Stored data entries:
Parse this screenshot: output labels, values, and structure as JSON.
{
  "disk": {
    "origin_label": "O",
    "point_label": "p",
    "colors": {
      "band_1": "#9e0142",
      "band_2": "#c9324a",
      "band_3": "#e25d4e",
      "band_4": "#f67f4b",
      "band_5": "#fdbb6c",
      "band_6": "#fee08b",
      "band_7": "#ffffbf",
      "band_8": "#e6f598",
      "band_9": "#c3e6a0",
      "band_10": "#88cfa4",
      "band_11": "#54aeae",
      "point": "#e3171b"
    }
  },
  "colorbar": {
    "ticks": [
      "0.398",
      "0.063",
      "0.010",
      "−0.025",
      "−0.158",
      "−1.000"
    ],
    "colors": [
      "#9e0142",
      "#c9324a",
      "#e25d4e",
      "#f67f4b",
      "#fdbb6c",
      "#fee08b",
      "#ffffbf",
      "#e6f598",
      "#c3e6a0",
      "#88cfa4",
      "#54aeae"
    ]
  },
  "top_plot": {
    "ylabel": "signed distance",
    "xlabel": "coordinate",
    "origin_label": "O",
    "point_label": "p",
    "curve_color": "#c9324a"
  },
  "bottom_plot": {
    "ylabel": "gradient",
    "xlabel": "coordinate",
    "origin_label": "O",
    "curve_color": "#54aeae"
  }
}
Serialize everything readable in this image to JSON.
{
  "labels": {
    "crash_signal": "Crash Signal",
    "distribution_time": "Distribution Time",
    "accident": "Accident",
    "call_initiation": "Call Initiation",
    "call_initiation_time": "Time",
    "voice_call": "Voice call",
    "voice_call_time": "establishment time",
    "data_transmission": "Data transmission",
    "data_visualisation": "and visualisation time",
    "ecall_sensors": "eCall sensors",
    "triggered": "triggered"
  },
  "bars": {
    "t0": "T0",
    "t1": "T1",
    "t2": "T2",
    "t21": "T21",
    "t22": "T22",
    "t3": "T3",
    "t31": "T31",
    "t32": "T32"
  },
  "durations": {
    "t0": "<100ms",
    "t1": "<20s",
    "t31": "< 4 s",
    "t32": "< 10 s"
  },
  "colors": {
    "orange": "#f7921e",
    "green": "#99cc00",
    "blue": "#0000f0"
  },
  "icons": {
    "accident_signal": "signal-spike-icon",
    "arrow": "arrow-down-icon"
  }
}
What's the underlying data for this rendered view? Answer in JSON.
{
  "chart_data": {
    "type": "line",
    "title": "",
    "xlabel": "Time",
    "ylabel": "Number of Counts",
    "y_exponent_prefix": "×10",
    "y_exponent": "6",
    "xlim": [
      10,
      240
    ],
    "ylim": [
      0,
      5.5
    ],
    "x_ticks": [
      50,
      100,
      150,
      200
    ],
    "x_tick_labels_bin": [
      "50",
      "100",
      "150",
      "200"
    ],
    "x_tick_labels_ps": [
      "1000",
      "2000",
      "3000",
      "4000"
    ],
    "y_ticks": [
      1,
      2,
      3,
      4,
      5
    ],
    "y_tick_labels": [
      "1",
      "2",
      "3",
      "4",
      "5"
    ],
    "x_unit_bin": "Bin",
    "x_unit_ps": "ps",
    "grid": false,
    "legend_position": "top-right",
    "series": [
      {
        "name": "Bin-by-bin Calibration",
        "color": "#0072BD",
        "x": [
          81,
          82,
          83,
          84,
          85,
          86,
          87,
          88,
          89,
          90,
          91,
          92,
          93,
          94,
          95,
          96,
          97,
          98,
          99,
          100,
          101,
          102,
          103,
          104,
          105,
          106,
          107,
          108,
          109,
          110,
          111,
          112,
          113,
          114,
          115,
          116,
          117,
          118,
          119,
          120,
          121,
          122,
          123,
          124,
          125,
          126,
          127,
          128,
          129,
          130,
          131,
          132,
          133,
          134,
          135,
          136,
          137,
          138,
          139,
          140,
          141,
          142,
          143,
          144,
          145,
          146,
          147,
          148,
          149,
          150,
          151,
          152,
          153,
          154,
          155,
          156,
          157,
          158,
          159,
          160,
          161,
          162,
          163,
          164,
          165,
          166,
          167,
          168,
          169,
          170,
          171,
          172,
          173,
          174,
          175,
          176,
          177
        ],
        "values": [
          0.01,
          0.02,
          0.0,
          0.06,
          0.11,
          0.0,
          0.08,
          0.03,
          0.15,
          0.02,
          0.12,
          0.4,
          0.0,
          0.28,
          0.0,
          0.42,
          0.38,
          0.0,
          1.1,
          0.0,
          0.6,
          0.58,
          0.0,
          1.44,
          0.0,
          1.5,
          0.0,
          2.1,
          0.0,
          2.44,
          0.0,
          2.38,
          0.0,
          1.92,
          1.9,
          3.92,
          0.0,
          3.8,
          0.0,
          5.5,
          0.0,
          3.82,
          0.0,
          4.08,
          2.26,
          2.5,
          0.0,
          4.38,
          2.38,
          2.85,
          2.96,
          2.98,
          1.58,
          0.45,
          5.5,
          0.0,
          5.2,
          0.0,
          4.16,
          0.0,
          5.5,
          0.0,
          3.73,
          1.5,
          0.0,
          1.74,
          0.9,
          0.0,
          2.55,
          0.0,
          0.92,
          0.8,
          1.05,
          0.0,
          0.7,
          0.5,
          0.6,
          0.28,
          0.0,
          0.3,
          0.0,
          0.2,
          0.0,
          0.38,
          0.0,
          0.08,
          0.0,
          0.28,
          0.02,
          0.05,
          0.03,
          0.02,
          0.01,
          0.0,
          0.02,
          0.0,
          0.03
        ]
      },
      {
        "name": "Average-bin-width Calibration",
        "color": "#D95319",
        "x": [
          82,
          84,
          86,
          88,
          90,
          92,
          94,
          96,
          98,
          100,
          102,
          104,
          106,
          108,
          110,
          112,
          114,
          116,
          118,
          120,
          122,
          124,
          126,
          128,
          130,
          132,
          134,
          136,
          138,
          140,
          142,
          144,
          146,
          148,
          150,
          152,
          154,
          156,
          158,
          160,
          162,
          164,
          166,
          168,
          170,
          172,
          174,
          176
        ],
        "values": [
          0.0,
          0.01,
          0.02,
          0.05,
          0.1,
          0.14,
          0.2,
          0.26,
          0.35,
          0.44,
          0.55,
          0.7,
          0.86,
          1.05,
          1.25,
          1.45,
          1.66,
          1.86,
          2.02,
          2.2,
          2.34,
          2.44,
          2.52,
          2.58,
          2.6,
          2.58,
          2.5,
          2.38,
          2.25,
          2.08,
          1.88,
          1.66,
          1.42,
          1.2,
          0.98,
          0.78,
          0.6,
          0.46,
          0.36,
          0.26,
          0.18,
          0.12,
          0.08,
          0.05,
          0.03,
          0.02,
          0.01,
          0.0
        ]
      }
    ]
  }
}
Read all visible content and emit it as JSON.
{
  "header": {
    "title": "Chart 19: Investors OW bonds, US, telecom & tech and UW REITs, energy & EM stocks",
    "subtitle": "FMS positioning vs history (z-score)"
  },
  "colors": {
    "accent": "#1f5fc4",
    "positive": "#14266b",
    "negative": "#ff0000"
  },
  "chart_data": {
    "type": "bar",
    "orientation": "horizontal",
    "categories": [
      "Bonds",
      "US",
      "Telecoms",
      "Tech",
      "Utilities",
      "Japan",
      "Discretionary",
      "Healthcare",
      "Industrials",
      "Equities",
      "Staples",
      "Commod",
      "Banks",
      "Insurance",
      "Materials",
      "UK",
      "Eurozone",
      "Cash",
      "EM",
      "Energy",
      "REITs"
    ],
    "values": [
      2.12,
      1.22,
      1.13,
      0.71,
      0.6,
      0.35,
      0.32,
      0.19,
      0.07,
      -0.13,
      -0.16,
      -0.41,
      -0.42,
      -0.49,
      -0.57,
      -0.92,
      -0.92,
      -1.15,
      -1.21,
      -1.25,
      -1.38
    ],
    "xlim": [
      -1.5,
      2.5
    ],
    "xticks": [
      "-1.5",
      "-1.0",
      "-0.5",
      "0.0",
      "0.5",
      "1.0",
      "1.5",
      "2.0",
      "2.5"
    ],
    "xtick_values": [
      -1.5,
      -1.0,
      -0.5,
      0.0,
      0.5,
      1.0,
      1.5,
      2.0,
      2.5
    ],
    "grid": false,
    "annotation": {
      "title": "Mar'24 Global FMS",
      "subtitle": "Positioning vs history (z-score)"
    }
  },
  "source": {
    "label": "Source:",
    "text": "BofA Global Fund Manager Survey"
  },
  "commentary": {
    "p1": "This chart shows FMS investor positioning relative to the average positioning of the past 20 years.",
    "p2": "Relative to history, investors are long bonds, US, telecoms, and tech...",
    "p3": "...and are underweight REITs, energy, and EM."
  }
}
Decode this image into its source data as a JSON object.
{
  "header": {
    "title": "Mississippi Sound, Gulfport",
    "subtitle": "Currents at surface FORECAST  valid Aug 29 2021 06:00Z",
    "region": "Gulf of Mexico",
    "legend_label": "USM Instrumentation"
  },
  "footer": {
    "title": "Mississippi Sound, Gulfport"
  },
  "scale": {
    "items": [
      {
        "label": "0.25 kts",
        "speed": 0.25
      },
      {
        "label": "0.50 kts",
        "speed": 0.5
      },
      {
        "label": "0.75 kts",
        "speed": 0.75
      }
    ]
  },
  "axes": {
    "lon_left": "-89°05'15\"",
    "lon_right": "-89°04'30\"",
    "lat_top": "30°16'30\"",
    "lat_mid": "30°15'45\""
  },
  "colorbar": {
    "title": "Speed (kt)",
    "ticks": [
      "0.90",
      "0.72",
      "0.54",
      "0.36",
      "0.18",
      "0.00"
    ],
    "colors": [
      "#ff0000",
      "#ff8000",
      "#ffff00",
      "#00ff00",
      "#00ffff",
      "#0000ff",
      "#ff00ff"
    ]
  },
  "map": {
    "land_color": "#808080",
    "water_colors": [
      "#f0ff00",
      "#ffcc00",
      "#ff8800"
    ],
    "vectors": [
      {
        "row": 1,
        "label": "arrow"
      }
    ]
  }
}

■ EXERCISE INSTRUCTIONS: From the data, collect all lines where the string "history" appears.

■ RESPONSE:
    "subtitle": "FMS positioning vs history (z-score)"
      "subtitle": "Positioning vs history (z-score)"
    "p2": "Relative to history, investors are long bonds, US, telecoms, and tech...",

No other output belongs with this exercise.